§ What this task involves: Gather the lines from the material that contain "FEMME".

(Structured figure records)
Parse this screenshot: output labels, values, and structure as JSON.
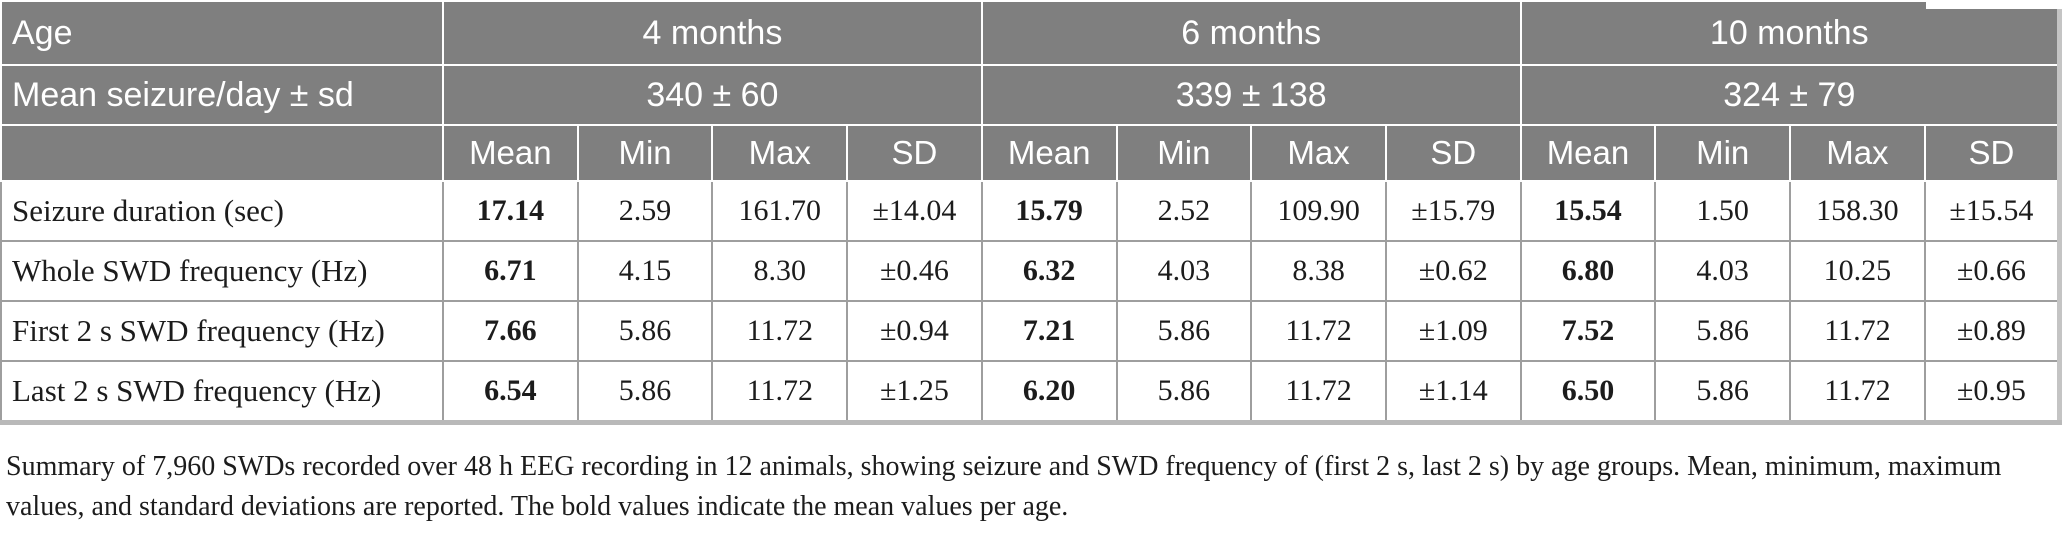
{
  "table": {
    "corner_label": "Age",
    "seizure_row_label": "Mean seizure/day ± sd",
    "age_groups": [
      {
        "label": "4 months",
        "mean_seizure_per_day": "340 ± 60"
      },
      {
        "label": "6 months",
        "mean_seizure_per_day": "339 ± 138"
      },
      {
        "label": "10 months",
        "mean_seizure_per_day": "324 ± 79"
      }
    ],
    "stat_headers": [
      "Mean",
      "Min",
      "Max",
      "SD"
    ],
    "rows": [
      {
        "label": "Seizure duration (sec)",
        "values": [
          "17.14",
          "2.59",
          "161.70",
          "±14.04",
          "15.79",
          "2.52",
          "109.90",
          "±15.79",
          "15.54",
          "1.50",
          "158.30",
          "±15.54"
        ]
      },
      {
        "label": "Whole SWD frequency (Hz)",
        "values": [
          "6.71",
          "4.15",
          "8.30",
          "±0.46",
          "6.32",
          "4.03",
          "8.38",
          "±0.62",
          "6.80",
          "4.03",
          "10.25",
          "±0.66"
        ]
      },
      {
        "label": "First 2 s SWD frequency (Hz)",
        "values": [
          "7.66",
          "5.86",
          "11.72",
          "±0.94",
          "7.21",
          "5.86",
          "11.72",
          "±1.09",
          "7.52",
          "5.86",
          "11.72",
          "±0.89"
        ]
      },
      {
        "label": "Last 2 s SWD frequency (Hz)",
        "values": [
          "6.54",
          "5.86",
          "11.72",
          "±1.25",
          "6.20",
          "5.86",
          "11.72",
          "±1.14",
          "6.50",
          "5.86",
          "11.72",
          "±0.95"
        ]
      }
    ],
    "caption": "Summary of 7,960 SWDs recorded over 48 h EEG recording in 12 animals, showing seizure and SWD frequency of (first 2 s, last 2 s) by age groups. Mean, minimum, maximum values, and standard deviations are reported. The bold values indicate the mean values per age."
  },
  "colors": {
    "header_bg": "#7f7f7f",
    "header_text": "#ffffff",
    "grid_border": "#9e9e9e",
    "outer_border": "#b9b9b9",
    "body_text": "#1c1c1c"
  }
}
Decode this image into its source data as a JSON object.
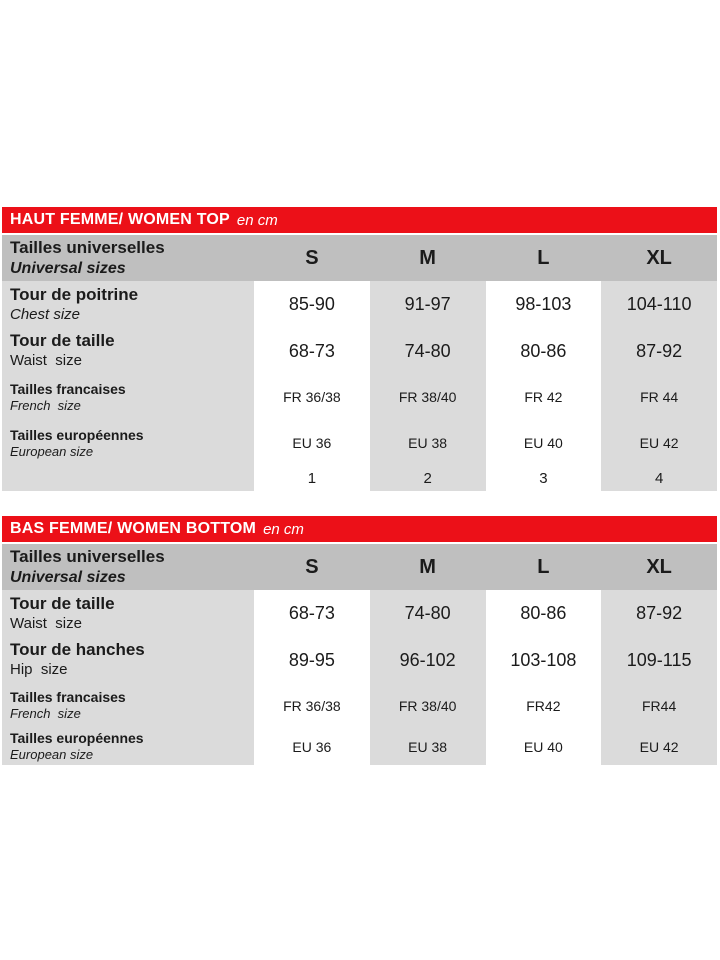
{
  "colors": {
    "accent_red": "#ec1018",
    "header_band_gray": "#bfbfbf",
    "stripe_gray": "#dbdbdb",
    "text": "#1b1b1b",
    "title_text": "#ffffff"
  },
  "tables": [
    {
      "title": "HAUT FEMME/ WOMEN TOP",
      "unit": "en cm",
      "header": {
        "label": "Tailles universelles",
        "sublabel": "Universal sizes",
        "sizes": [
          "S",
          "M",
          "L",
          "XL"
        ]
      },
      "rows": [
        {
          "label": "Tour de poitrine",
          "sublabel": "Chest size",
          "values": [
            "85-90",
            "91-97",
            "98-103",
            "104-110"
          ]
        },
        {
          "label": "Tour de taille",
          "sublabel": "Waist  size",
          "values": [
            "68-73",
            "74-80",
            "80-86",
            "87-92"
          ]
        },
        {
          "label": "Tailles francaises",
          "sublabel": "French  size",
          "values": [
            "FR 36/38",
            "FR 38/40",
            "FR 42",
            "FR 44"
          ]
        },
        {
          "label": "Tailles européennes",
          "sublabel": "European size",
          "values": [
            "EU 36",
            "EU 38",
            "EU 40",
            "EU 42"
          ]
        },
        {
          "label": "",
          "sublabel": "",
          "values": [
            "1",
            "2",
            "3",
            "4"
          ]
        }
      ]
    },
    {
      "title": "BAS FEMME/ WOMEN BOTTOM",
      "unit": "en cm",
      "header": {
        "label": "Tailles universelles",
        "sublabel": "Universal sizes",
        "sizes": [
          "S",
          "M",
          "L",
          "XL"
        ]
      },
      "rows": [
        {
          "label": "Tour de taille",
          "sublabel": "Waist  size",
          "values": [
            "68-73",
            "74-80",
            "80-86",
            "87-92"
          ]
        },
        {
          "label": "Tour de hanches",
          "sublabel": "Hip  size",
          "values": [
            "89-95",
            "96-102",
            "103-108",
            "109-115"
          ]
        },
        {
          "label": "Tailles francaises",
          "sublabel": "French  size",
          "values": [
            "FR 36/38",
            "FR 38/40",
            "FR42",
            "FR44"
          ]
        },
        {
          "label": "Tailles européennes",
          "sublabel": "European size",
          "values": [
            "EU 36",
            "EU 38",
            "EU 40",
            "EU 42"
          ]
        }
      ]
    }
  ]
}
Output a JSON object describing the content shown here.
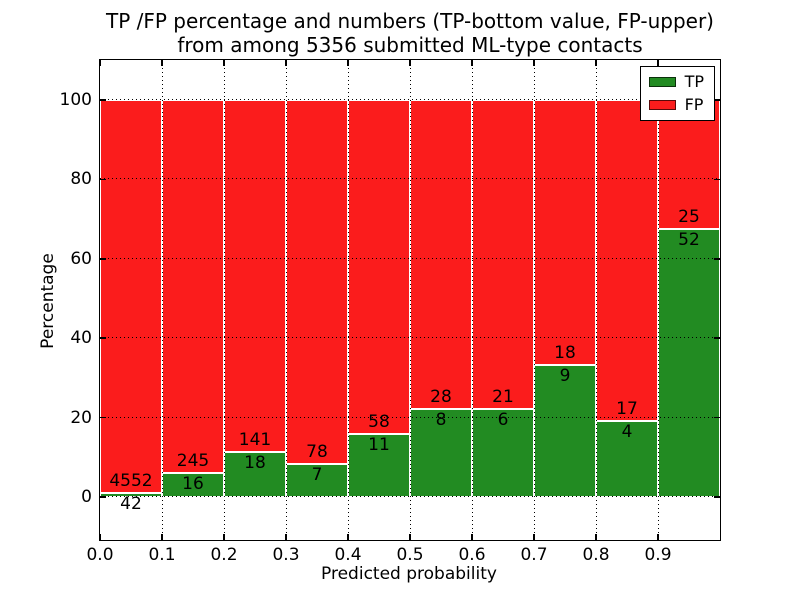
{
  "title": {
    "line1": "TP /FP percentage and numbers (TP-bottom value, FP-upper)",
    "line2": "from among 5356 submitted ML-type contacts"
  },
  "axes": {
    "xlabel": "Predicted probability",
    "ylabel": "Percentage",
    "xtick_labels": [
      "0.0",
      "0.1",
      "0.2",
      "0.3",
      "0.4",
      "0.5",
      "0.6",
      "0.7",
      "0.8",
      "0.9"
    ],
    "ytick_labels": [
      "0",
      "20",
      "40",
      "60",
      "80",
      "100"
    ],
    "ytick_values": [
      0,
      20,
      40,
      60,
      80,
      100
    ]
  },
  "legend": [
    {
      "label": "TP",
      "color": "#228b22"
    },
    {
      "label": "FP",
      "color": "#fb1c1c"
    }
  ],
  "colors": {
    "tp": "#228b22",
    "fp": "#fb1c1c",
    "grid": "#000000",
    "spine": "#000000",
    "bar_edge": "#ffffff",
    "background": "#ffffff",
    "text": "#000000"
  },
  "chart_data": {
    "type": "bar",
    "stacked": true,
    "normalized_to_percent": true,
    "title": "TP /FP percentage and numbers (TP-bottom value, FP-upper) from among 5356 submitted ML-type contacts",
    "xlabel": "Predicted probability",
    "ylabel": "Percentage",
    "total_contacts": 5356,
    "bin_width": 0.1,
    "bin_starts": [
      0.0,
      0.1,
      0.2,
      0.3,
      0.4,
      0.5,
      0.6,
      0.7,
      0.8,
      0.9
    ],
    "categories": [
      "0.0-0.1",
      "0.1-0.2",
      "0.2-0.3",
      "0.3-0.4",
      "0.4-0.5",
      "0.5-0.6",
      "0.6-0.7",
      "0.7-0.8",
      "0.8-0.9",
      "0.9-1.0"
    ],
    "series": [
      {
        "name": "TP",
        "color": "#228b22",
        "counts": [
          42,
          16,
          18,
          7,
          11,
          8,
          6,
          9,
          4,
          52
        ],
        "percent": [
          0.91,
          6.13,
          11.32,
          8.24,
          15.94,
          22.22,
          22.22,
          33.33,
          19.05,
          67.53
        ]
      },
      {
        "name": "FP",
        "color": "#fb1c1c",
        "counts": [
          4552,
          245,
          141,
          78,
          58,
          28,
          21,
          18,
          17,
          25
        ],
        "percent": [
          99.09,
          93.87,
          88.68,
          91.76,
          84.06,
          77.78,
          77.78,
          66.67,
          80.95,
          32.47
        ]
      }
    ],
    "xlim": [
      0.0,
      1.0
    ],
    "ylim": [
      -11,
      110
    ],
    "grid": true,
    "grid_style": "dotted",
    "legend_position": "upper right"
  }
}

§ Worked answer:
      "title": "HAUT FEMME/ WOMEN TOP",
      "title": "BAS FEMME/ WOMEN BOTTOM",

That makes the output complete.